TASKS TO PERFORM:
1. In the article on Qualcomm's High-Bandwidth Compute architecture, what capacity and effective bandwidth per card are promised for the AI250?
2. Carry on the article about Qualcomm's High-Bandwidth Compute architecture, picking up right after its last sentence.

The HBC architecture stacks DRAM on top of XPU to multiply effective bandwidth and reduce power consumption, but its figures raise skepticism.

July 1, 2026 · 3 min read

Detailed image of a vintage computer motherboard with RAM sticks.

TL;DR: Qualcomm proposes stacking DRAM on its AI accelerators to shorten distances and multiply bandwidth. It promises 133 TB/s effective in its AI250, but the figures have raised doubts about their veracity.

What happened?

During its 2026 Investor Day, Qualcomm revealed a near-memory computing architecture it calls High-Bandwidth Compute (HBC). The idea is to stack successive layers of DRAM directly on top of XPU chips (its AI accelerators) using through-silicon vias (TSVs), forming a single compute-and-memory module. According to Tony Pialis, EVP of datacenter at Qualcomm, this offers “all the performance advantages of SRAM, but with the density and capacity of HBM stacks.”

The technology will debut next year in the Dragonfly systems of the AI250 series, with which Qualcomm aims to compete directly with Nvidia and AMD in AI inference in the data center. The promised figures are spectacular: 768 GB of capacity and 133 TB/s of effective bandwidth per card. For context, Nvidia's Groq 3 LPU offers only 500 MB of SRAM and 150 TB/s of real bandwidth.

Why is it important?

The bottleneck in AI inference is not so much compute capacity as the speed at which data travels between memory and processors. In current architectures, moving data between HBM and compute dies consumes a lot of energy and time. By placing DRAM on top of compute, Qualcomm drastically reduces the distance data travels, resulting in lower latency and lower energy consumption. “Imagine working in the same building where you live, so you only travel up and down,” Pialis explained. “The highways connecting the suburbs to the city are cleared.”

RECORD EXCERPTS:

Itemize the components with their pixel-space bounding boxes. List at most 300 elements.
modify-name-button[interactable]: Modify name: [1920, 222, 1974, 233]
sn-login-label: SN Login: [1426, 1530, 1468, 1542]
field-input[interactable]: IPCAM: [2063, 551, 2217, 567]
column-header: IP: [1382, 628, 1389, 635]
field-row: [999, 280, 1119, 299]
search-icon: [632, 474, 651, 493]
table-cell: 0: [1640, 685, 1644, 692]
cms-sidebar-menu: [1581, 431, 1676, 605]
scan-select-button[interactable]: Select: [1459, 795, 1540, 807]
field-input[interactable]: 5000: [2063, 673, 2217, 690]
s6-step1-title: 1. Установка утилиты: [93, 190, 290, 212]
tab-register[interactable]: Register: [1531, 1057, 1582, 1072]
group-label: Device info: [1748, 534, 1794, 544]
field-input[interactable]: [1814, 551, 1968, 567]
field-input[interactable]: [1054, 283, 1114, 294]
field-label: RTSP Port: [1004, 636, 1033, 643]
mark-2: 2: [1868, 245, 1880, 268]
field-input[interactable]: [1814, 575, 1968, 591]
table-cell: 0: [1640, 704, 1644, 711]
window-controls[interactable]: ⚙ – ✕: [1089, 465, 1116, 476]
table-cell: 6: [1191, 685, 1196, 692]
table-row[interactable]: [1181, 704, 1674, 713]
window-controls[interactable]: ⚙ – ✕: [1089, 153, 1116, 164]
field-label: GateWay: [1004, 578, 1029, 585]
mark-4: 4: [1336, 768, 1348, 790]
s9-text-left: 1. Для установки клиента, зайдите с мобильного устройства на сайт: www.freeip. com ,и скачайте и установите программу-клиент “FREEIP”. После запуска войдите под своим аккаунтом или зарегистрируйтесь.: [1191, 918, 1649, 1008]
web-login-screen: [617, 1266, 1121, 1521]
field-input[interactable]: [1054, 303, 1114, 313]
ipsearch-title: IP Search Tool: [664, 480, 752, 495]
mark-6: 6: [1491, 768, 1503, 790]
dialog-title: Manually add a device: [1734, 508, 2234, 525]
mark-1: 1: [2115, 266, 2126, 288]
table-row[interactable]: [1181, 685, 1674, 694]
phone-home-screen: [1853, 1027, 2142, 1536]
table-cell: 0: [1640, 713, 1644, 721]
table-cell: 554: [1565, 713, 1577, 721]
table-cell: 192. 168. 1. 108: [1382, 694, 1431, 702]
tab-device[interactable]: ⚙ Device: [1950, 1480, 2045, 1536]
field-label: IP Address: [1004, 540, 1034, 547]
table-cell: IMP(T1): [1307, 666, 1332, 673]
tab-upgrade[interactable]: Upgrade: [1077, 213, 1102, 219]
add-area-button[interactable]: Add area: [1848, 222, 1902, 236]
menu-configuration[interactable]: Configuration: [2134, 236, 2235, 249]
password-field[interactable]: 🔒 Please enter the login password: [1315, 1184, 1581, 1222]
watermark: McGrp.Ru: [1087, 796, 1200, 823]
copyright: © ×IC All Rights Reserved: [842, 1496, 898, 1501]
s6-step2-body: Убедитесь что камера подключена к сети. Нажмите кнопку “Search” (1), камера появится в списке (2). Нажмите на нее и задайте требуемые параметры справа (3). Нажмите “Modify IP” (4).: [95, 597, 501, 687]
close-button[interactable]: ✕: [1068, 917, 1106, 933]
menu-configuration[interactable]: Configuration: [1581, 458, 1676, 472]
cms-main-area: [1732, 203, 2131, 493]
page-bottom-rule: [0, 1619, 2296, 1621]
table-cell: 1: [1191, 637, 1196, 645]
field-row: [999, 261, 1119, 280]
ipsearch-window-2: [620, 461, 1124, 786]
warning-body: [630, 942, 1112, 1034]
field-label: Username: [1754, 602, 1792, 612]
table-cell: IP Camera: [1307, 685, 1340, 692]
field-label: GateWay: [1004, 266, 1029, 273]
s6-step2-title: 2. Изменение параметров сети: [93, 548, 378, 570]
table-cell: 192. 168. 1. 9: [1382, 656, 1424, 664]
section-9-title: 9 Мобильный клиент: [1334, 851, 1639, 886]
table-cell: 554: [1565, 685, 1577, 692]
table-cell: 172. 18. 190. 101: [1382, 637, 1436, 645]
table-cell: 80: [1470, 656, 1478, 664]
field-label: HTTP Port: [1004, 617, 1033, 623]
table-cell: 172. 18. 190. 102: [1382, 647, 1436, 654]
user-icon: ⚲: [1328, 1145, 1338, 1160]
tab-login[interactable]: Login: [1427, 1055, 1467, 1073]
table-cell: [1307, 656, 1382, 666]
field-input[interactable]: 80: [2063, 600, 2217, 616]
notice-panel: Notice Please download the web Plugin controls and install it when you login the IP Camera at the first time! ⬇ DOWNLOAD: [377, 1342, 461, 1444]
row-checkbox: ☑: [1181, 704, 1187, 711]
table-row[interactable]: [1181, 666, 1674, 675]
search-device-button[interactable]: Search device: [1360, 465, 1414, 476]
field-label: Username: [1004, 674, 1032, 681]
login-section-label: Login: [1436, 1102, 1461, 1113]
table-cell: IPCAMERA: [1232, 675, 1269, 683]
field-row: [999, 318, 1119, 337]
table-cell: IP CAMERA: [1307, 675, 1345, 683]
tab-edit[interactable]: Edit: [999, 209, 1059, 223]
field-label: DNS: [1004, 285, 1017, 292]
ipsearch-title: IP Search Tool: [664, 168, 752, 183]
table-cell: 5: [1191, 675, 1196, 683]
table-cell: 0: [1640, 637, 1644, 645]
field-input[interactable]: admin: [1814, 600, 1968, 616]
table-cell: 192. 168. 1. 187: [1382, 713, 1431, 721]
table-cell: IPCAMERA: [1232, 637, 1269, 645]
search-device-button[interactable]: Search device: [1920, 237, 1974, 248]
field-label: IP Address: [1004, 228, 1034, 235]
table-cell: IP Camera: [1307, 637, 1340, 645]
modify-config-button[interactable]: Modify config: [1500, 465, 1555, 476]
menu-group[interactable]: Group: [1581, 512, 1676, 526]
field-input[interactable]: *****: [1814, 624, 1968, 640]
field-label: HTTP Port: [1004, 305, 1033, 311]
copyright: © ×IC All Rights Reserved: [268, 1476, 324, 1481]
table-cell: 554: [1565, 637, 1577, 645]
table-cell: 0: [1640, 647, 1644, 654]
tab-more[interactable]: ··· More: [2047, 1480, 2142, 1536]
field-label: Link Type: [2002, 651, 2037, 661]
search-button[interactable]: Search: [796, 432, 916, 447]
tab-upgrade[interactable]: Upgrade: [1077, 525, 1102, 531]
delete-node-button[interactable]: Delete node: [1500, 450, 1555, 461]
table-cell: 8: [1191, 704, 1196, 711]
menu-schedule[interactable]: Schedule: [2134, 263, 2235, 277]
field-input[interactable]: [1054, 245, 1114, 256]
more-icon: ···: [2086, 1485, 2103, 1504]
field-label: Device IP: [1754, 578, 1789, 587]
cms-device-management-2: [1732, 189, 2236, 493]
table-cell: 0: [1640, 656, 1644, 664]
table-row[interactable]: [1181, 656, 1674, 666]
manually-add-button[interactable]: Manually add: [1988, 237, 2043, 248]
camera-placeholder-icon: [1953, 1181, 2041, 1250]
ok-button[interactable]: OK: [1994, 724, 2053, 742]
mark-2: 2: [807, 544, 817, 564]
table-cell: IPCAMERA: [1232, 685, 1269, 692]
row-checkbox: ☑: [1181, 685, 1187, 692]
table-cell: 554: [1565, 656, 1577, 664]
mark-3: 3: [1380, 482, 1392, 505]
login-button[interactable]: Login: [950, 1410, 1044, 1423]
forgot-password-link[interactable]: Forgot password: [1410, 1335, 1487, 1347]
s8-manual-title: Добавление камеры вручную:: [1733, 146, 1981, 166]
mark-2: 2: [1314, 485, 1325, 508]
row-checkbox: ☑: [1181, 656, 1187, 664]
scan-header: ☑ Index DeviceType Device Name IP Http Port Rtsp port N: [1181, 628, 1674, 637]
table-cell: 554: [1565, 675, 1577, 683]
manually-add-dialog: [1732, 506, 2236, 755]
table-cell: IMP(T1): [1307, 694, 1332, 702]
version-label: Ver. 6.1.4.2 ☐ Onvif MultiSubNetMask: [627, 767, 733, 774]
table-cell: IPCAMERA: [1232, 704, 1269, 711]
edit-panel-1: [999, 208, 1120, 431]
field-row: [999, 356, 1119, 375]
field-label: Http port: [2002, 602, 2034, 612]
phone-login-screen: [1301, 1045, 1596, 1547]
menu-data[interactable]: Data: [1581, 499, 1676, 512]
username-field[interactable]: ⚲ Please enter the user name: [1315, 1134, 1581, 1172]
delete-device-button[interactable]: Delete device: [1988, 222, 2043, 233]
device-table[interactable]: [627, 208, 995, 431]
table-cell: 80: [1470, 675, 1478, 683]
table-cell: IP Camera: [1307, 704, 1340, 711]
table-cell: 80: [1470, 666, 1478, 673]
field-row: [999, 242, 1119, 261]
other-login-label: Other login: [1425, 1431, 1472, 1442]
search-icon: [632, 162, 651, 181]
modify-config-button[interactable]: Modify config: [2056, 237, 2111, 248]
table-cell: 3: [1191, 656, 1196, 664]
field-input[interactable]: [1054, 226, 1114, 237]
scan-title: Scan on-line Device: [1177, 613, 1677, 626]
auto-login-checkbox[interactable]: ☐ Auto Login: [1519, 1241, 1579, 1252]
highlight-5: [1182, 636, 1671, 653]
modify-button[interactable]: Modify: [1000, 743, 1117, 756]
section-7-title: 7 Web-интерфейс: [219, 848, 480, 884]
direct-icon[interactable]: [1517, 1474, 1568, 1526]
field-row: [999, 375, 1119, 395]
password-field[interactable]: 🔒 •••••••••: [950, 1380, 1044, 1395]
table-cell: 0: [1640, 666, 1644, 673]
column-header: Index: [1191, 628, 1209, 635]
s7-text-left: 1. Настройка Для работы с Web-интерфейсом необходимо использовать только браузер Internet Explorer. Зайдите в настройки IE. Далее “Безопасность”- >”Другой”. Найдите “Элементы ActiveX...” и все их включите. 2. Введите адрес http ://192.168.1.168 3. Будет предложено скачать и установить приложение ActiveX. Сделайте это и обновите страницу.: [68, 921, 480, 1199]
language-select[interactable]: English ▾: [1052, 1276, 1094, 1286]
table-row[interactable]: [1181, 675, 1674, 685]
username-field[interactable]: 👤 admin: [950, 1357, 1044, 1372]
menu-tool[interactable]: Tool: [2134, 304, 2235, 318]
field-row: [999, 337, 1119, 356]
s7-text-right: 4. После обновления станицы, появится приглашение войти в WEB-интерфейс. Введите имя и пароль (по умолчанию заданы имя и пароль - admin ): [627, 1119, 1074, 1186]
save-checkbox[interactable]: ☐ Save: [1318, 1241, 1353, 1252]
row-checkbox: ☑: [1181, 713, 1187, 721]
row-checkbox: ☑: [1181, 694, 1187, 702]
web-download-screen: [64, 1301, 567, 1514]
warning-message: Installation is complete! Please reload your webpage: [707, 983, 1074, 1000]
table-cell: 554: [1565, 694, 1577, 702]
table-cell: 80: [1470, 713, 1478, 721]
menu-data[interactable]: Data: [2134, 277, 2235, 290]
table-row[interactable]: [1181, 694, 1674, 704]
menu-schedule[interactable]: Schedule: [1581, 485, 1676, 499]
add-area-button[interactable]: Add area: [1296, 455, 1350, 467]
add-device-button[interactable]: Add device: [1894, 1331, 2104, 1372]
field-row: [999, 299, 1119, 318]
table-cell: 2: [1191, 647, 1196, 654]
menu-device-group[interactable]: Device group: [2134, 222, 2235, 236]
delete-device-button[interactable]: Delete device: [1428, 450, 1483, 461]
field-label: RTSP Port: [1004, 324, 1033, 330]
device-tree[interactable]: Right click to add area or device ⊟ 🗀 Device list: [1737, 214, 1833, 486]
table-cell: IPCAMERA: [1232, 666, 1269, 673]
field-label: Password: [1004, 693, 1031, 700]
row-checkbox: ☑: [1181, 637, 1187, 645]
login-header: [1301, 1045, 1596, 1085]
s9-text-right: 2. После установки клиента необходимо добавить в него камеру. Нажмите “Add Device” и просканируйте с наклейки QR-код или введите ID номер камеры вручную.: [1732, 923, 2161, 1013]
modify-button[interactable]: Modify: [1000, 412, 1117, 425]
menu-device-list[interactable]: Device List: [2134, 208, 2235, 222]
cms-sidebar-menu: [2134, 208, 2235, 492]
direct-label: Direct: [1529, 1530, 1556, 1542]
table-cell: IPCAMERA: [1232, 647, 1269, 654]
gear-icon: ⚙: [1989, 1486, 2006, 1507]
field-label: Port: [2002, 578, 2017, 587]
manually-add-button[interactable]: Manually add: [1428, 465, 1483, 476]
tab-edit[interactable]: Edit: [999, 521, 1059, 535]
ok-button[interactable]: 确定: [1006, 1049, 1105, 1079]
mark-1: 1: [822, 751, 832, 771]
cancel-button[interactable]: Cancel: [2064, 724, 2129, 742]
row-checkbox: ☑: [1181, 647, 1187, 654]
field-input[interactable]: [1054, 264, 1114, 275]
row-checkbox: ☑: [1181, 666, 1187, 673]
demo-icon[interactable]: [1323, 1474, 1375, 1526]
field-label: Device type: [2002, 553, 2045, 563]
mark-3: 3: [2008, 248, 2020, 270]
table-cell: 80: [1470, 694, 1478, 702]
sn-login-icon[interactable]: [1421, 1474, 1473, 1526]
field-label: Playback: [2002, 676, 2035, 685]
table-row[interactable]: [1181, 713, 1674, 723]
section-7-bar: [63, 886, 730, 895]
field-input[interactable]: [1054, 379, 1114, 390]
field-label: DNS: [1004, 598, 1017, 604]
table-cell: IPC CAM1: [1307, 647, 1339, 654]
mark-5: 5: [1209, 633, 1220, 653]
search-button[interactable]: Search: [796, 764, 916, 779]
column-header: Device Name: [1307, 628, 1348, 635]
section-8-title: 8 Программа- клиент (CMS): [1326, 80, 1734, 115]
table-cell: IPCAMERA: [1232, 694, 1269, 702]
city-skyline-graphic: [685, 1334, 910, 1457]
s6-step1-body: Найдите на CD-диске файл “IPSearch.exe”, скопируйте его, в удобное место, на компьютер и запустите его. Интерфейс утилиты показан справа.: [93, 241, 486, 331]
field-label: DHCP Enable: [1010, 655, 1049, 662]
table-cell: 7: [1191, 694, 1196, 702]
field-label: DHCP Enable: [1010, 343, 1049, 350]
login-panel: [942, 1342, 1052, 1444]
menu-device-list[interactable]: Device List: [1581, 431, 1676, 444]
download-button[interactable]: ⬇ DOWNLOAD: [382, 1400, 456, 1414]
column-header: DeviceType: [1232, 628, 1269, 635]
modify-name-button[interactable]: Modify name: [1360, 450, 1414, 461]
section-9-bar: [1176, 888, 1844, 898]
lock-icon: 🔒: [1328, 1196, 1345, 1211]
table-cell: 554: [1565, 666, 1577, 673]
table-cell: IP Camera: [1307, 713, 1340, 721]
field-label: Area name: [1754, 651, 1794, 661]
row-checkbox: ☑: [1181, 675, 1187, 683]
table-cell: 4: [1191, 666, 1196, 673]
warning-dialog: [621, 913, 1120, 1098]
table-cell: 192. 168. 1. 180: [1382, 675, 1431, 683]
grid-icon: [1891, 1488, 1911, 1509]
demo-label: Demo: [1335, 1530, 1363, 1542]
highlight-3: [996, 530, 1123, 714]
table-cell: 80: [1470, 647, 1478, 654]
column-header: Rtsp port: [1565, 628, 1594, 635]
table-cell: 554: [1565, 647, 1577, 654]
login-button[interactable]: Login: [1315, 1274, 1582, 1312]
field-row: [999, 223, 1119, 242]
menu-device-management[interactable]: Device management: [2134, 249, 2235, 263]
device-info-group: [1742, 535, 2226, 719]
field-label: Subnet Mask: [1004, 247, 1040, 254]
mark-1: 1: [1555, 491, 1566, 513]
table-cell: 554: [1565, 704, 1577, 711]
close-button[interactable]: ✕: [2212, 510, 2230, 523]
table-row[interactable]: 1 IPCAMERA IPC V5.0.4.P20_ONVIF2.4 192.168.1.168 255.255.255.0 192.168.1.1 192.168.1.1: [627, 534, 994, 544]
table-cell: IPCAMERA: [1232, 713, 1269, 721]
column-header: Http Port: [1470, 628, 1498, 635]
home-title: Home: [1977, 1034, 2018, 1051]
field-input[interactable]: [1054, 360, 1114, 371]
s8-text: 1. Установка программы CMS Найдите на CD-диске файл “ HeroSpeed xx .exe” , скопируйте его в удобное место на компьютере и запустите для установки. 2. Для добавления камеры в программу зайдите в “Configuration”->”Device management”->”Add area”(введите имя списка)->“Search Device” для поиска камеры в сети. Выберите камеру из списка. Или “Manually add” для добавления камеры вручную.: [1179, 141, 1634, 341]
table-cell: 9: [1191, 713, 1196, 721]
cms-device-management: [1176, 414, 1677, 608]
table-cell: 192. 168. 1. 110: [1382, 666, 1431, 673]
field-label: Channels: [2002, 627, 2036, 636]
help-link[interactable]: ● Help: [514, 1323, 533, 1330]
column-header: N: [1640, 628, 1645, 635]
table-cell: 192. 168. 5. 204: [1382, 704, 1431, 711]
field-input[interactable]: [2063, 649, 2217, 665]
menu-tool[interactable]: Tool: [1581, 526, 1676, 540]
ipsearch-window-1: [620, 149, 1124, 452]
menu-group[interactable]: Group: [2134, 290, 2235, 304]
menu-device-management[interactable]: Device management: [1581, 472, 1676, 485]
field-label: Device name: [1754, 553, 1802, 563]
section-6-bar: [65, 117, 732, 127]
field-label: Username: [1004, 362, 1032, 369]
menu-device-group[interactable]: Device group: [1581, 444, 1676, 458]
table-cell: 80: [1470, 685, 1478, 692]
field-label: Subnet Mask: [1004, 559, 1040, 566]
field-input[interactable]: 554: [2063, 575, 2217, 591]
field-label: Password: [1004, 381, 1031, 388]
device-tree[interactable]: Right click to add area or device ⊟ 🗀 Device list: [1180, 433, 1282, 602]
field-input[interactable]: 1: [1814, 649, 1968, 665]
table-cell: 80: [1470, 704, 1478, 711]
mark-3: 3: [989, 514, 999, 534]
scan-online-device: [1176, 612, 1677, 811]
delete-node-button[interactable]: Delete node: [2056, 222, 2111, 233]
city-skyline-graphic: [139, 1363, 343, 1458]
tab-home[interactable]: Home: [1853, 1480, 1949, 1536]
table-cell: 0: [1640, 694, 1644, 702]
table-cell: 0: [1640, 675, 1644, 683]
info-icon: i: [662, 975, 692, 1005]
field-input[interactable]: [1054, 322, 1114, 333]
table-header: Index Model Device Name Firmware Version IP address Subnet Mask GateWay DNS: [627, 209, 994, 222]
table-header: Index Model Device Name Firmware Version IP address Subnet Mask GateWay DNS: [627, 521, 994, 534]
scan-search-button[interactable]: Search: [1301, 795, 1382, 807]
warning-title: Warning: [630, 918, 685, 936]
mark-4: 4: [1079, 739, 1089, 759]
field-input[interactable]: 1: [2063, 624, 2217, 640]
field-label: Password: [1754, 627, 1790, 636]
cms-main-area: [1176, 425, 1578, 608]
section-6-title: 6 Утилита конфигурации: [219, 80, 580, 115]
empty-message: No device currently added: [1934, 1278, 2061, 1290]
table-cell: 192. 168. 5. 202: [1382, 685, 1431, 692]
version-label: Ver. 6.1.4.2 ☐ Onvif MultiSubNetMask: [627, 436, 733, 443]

ANSWERS TO EACH TASK:
1. 768 GB of capacity and 133 TB/s of effective bandwidth per card.

2.
Additionally, by performing bandwidth-intensive operations on the base die, the amount of data that must be transferred to the SoC is reduced, amplifying the effective bandwidth. This explains why Qualcomm uses the term “effective” so generously. The company claims the AI250 will offer 18 times the effective bandwidth of the previous generation AI200, and the future AI300 will reach 54 times.

What consequences will it have?

If Qualcomm delivers on its promises, HBC could change the game in AI inference, offering a more energy-efficient and potentially cheaper alternative to traditional GPUs. By eliminating the need for expensive silicon interposers (like TSMC's CoWoS), manufacturing costs could be reduced. However, the bandwidth figures have been met with skepticism. The Register notes that for the previous generation AI200, Qualcomm claimed 414 TB/s of “effective” bandwidth across 56 chips, but achieving that with LPDDR5x at 8800 MT/s would require a 6720-bit bus, something the company has not confirmed. Qualcomm insists it is “the pure physical bandwidth of the LPDDR interface,” but has not provided details on how it achieves this.

Furthermore, stacking DRAM on top of logic poses thermal challenges. Although Qualcomm claims lower power consumption reduces heat, power density in the upper dies could be an issue. The company has not published detailed thermal specifications.

What should readers know?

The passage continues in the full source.